━━━ Data supplied

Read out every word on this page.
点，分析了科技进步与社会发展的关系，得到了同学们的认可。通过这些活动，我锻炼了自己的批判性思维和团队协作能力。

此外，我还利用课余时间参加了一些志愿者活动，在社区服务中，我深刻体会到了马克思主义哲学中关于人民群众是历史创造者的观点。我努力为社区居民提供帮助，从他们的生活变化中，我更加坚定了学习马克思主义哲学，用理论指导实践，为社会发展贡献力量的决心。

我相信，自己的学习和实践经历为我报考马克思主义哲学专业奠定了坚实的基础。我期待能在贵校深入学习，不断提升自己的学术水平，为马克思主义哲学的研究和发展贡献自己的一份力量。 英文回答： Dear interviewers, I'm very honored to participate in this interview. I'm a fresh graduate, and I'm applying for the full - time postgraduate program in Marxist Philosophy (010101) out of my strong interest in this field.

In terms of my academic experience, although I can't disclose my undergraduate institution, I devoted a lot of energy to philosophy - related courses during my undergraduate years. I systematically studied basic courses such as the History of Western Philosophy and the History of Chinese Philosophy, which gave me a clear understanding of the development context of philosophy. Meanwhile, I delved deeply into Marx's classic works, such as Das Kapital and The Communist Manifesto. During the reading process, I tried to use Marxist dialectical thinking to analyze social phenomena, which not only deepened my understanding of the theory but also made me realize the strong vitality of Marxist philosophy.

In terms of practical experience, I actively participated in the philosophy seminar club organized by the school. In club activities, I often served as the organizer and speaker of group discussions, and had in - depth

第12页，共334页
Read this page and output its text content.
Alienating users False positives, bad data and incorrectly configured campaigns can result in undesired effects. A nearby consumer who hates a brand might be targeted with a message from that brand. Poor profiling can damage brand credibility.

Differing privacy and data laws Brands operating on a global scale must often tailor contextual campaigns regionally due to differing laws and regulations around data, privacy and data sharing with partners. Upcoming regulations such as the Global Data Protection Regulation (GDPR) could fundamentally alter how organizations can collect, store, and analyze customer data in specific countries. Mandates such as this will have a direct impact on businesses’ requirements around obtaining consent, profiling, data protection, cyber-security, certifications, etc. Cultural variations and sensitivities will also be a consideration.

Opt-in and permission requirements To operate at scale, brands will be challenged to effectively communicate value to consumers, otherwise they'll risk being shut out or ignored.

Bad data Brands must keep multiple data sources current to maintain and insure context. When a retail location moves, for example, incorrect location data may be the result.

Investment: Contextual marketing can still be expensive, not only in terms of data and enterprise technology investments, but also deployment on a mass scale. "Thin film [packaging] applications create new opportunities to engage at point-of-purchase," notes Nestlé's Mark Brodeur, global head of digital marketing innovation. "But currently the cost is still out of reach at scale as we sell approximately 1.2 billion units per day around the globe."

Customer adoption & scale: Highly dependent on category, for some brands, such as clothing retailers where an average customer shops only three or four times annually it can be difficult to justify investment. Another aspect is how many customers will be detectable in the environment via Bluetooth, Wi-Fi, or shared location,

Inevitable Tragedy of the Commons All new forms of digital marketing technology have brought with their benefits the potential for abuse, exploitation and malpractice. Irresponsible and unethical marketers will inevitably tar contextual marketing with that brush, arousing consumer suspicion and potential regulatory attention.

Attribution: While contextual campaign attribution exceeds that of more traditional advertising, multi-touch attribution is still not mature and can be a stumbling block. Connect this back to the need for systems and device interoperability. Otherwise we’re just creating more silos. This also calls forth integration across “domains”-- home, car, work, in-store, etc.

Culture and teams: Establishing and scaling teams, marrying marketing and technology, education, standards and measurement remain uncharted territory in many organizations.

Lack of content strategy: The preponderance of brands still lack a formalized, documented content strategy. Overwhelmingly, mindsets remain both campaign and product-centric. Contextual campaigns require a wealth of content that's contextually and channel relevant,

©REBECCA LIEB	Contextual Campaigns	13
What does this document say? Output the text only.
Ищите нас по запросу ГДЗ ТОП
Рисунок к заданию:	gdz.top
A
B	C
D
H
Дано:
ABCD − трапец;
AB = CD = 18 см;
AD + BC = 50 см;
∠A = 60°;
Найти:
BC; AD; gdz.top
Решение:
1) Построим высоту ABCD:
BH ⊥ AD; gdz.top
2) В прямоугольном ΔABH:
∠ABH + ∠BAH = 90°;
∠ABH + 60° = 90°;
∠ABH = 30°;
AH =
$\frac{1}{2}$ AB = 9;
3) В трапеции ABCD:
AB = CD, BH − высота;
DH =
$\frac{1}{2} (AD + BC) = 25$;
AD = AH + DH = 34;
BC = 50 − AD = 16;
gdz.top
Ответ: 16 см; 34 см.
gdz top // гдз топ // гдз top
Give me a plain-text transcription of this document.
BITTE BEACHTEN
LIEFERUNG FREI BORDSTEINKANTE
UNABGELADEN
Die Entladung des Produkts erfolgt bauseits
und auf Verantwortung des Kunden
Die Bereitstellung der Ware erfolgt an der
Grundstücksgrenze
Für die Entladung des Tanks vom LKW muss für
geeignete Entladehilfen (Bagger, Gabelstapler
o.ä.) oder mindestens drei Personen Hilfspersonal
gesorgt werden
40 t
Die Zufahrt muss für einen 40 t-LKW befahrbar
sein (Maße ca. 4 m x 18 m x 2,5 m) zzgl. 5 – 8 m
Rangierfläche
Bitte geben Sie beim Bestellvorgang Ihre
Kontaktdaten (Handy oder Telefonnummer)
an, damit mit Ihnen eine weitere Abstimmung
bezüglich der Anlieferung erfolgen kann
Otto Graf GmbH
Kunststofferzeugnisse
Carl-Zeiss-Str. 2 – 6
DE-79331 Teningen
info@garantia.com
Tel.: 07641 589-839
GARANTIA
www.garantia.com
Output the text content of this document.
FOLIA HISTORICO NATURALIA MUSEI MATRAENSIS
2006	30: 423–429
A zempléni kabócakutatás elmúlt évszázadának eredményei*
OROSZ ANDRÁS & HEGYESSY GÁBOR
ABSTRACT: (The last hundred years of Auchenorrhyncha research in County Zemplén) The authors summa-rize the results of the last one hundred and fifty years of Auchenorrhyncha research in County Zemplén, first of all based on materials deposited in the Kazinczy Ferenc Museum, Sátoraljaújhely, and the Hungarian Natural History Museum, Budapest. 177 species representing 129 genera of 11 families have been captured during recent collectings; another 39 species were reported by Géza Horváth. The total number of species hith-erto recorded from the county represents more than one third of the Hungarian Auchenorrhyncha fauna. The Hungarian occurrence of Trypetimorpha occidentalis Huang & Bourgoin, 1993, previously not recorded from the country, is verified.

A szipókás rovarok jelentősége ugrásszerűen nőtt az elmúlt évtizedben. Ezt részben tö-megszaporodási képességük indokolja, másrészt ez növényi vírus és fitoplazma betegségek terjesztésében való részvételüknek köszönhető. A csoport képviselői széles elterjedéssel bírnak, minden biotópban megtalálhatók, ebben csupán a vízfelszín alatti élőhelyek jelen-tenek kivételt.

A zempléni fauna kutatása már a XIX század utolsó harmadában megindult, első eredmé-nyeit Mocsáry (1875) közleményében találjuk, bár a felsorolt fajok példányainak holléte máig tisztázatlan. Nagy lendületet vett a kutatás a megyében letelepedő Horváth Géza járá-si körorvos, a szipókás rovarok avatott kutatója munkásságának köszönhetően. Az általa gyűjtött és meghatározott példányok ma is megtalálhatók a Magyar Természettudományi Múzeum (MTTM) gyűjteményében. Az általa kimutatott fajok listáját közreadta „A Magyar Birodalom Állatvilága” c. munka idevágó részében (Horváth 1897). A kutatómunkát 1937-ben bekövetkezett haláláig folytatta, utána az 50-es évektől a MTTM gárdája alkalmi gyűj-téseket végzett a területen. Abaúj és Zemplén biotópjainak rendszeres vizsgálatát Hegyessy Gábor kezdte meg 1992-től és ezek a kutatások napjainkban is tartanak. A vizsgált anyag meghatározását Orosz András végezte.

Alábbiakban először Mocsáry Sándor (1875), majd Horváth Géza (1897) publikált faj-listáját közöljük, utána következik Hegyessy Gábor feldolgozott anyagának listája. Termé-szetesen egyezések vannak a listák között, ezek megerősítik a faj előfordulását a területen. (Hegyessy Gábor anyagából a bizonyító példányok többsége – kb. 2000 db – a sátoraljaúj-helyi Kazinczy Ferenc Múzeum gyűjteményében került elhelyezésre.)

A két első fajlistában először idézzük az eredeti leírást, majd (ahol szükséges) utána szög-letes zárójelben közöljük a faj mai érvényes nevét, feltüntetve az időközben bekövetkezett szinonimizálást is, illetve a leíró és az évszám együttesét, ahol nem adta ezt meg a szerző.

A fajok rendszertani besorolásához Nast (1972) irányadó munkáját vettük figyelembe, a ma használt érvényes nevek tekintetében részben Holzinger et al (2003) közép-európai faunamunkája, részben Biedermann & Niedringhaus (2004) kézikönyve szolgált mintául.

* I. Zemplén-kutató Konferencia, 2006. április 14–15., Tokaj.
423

━━━━━━

:: The request ::
Scan the records for the string "profiling". Copy each line in which it appears.

:: Exercise response ::
Alienating users False positives, bad data and incorrectly configured campaigns can result in undesired effects. A nearby consumer who hates a brand might be targeted with a message from that brand. Poor profiling can damage brand credibility.
Differing privacy and data laws Brands operating on a global scale must often tailor contextual campaigns regionally due to differing laws and regulations around data, privacy and data sharing with partners. Upcoming regulations such as the Global Data Protection Regulation (GDPR) could fundamentally alter how organizations can collect, store, and analyze customer data in specific countries. Mandates such as this will have a direct impact on businesses’ requirements around obtaining consent, profiling, data protection, cyber-security, certifications, etc. Cultural variations and sensitivities will also be a consideration.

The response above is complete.